[Directions for this task] Omit all pictures. Copy the rest of the material exactly.

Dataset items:
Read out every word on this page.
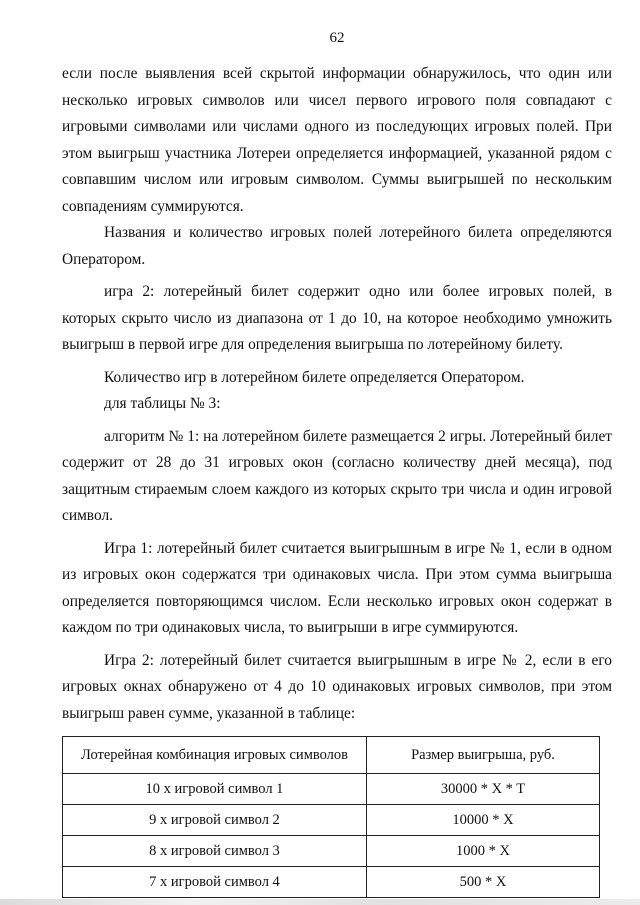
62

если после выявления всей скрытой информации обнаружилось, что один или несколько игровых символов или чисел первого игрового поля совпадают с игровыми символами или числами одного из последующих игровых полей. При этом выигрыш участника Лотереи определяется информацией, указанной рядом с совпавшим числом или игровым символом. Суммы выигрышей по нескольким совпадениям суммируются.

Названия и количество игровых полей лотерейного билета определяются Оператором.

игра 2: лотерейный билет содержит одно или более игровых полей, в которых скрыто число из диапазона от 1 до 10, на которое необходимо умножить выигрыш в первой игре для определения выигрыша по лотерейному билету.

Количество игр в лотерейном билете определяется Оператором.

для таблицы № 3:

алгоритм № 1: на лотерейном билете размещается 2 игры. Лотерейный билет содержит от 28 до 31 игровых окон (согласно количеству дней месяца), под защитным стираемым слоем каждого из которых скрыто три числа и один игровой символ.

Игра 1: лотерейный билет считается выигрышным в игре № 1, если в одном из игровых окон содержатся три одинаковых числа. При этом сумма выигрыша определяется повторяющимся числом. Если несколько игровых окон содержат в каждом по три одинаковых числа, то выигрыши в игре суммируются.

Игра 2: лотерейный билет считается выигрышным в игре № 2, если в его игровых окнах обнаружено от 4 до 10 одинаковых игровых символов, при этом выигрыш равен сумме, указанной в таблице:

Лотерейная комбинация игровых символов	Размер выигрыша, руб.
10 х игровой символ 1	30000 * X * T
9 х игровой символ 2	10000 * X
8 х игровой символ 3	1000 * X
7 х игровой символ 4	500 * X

[Answer to this exercise]
Read out every word on this page.
62

если после выявления всей скрытой информации обнаружилось, что один или несколько игровых символов или чисел первого игрового поля совпадают с игровыми символами или числами одного из последующих игровых полей. При этом выигрыш участника Лотереи определяется информацией, указанной рядом с совпавшим числом или игровым символом. Суммы выигрышей по нескольким совпадениям суммируются.

Названия и количество игровых полей лотерейного билета определяются Оператором.

игра 2: лотерейный билет содержит одно или более игровых полей, в которых скрыто число из диапазона от 1 до 10, на которое необходимо умножить выигрыш в первой игре для определения выигрыша по лотерейному билету.

Количество игр в лотерейном билете определяется Оператором.

для таблицы № 3:

алгоритм № 1: на лотерейном билете размещается 2 игры. Лотерейный билет содержит от 28 до 31 игровых окон (согласно количеству дней месяца), под защитным стираемым слоем каждого из которых скрыто три числа и один игровой символ.

Игра 1: лотерейный билет считается выигрышным в игре № 1, если в одном из игровых окон содержатся три одинаковых числа. При этом сумма выигрыша определяется повторяющимся числом. Если несколько игровых окон содержат в каждом по три одинаковых числа, то выигрыши в игре суммируются.

Игра 2: лотерейный билет считается выигрышным в игре № 2, если в его игровых окнах обнаружено от 4 до 10 одинаковых игровых символов, при этом выигрыш равен сумме, указанной в таблице:

Лотерейная комбинация игровых символов	Размер выигрыша, руб.
10 х игровой символ 1	30000 * X * T
9 х игровой символ 2	10000 * X
8 х игровой символ 3	1000 * X
7 х игровой символ 4	500 * X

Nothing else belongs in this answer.